→ Exercise objective:
Are you able to quote each entry exactly as written?

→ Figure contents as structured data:
□ □ □

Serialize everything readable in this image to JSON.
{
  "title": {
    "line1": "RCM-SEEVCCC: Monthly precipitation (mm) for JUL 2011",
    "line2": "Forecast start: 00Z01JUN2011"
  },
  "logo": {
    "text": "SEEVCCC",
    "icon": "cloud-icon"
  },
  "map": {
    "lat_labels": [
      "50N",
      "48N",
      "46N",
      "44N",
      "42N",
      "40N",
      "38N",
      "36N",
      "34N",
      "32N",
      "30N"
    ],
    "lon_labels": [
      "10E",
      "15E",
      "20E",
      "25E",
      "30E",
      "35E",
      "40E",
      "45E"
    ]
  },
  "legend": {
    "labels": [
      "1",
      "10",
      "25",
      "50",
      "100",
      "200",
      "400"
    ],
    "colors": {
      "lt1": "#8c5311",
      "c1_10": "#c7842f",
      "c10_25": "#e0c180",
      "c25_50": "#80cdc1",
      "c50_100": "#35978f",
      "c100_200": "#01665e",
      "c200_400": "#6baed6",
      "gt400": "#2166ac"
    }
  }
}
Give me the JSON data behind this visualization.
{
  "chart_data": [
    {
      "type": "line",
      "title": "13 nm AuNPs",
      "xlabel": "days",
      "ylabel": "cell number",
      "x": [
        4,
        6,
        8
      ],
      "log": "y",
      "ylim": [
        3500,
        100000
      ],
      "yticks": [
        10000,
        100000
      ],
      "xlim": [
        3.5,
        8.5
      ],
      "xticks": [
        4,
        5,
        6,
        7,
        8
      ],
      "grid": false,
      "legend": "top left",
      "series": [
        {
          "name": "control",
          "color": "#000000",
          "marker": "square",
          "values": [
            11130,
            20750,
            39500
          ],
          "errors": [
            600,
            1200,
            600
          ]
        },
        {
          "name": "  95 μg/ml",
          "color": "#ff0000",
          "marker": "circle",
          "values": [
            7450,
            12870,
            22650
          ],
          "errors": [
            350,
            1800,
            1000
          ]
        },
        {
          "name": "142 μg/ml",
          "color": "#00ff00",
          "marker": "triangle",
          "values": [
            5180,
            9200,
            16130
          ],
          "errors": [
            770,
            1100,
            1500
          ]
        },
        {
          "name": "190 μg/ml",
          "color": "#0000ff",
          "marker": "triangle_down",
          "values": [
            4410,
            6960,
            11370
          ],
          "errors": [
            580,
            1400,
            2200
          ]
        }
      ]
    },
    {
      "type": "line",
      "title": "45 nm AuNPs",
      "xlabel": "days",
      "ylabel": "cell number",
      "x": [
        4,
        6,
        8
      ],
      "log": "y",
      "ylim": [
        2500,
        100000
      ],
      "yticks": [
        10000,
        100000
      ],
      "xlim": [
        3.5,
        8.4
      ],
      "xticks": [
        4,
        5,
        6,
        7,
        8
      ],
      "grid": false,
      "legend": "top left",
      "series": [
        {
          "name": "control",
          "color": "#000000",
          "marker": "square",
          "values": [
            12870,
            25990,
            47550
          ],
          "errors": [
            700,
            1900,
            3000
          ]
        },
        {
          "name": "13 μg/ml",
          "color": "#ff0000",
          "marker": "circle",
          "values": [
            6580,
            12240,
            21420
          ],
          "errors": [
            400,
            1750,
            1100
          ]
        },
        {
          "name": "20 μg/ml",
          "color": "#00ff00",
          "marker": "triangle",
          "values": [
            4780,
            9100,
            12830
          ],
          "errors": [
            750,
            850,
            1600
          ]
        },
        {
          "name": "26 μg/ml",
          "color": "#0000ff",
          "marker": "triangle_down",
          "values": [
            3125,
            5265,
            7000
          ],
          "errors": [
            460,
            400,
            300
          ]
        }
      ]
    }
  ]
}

□ □ □

→ Expected output:
Serialize everything readable in this image to JSON.
{
  "title": {
    "line1": "RCM-SEEVCCC: Monthly precipitation (mm) for JUL 2011",
    "line2": "Forecast start: 00Z01JUN2011"
  },
  "logo": {
    "text": "SEEVCCC",
    "icon": "cloud-icon"
  },
  "map": {
    "lat_labels": [
      "50N",
      "48N",
      "46N",
      "44N",
      "42N",
      "40N",
      "38N",
      "36N",
      "34N",
      "32N",
      "30N"
    ],
    "lon_labels": [
      "10E",
      "15E",
      "20E",
      "25E",
      "30E",
      "35E",
      "40E",
      "45E"
    ]
  },
  "legend": {
    "labels": [
      "1",
      "10",
      "25",
      "50",
      "100",
      "200",
      "400"
    ],
    "colors": {
      "lt1": "#8c5311",
      "c1_10": "#c7842f",
      "c10_25": "#e0c180",
      "c25_50": "#80cdc1",
      "c50_100": "#35978f",
      "c100_200": "#01665e",
      "c200_400": "#6baed6",
      "gt400": "#2166ac"
    }
  }
}
Give me the JSON data behind this visualization.
{
  "chart_data": [
    {
      "type": "line",
      "title": "13 nm AuNPs",
      "xlabel": "days",
      "ylabel": "cell number",
      "x": [
        4,
        6,
        8
      ],
      "log": "y",
      "ylim": [
        3500,
        100000
      ],
      "yticks": [
        10000,
        100000
      ],
      "xlim": [
        3.5,
        8.5
      ],
      "xticks": [
        4,
        5,
        6,
        7,
        8
      ],
      "grid": false,
      "legend": "top left",
      "series": [
        {
          "name": "control",
          "color": "#000000",
          "marker": "square",
          "values": [
            11130,
            20750,
            39500
          ],
          "errors": [
            600,
            1200,
            600
          ]
        },
        {
          "name": "  95 μg/ml",
          "color": "#ff0000",
          "marker": "circle",
          "values": [
            7450,
            12870,
            22650
          ],
          "errors": [
            350,
            1800,
            1000
          ]
        },
        {
          "name": "142 μg/ml",
          "color": "#00ff00",
          "marker": "triangle",
          "values": [
            5180,
            9200,
            16130
          ],
          "errors": [
            770,
            1100,
            1500
          ]
        },
        {
          "name": "190 μg/ml",
          "color": "#0000ff",
          "marker": "triangle_down",
          "values": [
            4410,
            6960,
            11370
          ],
          "errors": [
            580,
            1400,
            2200
          ]
        }
      ]
    },
    {
      "type": "line",
      "title": "45 nm AuNPs",
      "xlabel": "days",
      "ylabel": "cell number",
      "x": [
        4,
        6,
        8
      ],
      "log": "y",
      "ylim": [
        2500,
        100000
      ],
      "yticks": [
        10000,
        100000
      ],
      "xlim": [
        3.5,
        8.4
      ],
      "xticks": [
        4,
        5,
        6,
        7,
        8
      ],
      "grid": false,
      "legend": "top left",
      "series": [
        {
          "name": "control",
          "color": "#000000",
          "marker": "square",
          "values": [
            12870,
            25990,
            47550
          ],
          "errors": [
            700,
            1900,
            3000
          ]
        },
        {
          "name": "13 μg/ml",
          "color": "#ff0000",
          "marker": "circle",
          "values": [
            6580,
            12240,
            21420
          ],
          "errors": [
            400,
            1750,
            1100
          ]
        },
        {
          "name": "20 μg/ml",
          "color": "#00ff00",
          "marker": "triangle",
          "values": [
            4780,
            9100,
            12830
          ],
          "errors": [
            750,
            850,
            1600
          ]
        },
        {
          "name": "26 μg/ml",
          "color": "#0000ff",
          "marker": "triangle_down",
          "values": [
            3125,
            5265,
            7000
          ],
          "errors": [
            460,
            400,
            300
          ]
        }
      ]
    }
  ]
}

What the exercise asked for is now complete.